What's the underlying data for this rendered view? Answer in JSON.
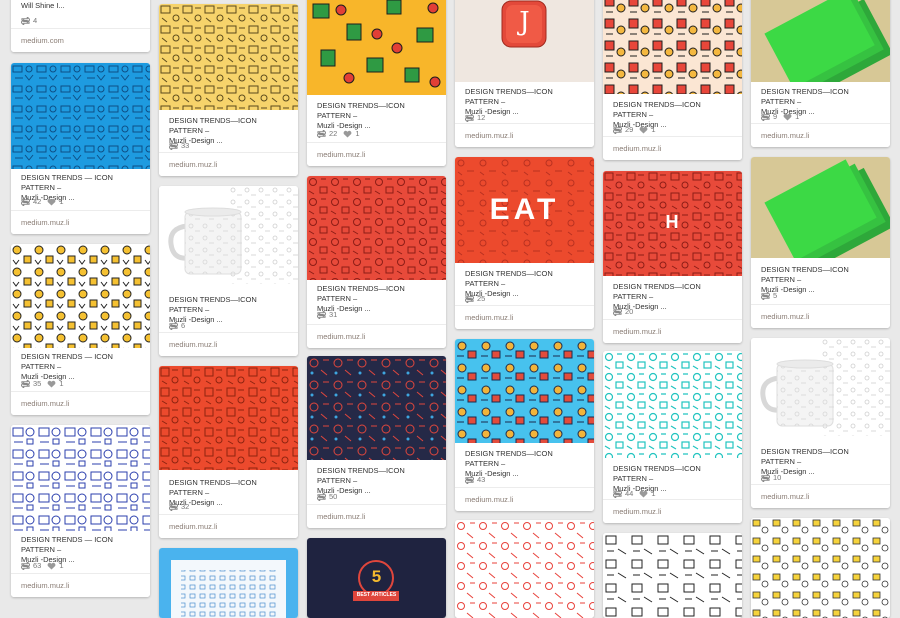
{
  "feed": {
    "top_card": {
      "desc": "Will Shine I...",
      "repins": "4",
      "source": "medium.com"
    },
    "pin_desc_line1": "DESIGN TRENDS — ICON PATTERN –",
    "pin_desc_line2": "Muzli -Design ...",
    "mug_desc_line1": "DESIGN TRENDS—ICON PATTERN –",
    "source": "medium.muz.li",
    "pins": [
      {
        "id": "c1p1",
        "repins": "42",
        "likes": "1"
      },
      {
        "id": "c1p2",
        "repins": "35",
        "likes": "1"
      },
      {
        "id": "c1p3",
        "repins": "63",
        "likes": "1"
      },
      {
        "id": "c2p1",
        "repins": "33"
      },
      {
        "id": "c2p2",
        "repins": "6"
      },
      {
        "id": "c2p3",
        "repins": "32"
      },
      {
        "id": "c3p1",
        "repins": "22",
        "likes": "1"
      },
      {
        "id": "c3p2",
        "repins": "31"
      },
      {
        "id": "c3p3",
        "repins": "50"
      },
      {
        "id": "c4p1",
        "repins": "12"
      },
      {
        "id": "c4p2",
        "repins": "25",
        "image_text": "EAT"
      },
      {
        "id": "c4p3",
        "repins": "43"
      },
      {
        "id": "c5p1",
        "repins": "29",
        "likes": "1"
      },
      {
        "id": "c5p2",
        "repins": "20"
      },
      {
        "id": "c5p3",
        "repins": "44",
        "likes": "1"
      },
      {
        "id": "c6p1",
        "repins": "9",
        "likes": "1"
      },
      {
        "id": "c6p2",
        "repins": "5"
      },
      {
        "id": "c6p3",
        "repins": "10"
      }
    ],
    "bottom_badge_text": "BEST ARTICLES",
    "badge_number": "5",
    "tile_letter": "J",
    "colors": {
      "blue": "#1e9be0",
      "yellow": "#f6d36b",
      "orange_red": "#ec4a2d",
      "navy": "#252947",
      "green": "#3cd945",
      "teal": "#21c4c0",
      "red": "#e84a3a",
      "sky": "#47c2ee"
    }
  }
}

++++++++++

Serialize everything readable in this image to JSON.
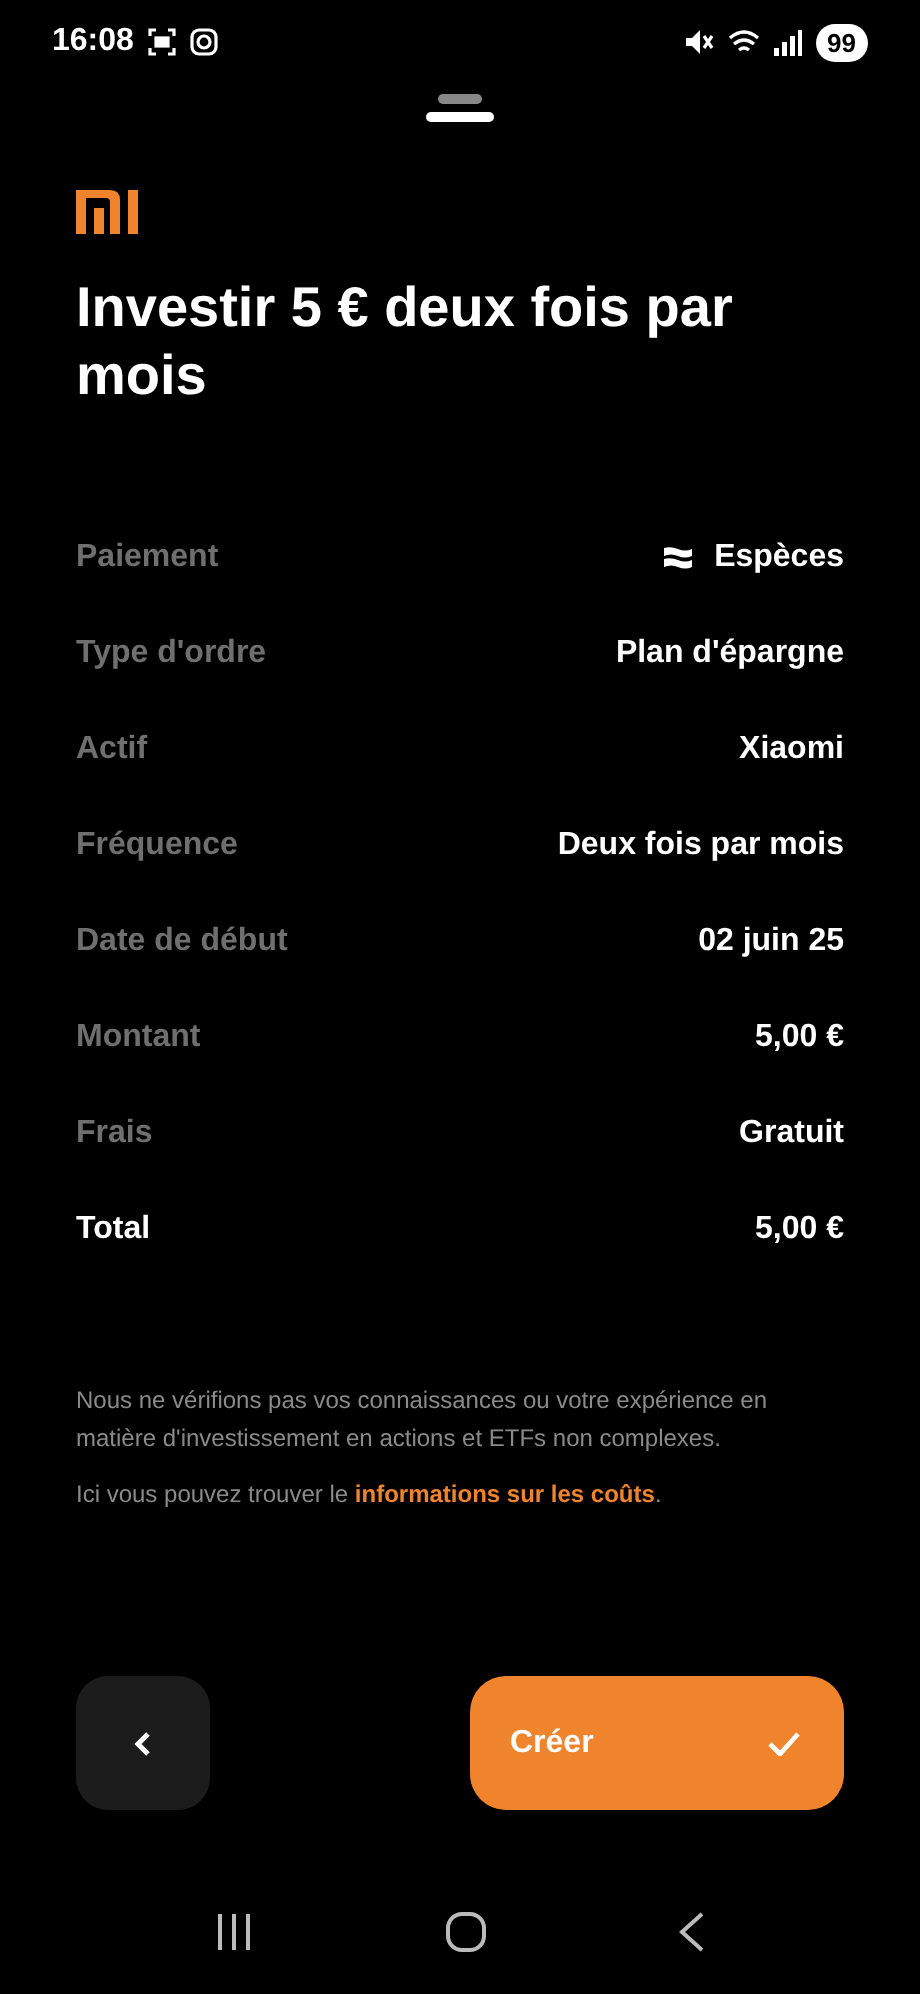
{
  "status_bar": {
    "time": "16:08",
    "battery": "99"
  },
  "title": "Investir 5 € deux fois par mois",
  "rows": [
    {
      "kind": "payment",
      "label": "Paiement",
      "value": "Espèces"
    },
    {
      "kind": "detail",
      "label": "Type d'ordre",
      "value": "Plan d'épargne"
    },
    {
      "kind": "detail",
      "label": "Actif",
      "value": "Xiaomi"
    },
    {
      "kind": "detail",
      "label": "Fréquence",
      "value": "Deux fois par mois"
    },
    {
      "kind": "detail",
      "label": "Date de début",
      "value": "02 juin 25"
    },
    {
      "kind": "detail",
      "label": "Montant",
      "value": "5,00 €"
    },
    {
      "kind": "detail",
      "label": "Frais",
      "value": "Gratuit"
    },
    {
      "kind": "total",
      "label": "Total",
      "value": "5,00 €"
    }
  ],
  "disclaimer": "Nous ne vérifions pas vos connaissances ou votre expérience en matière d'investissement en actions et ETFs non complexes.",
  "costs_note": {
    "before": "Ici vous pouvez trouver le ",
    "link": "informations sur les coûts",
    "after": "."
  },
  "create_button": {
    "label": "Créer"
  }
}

++++++++++

● Instructions for the task
Show, from the material above, each line that includes the string "this".

● The result
What's the underlying data for this rendered view? Answer in JSON.
Serialize everything readable in this image to JSON.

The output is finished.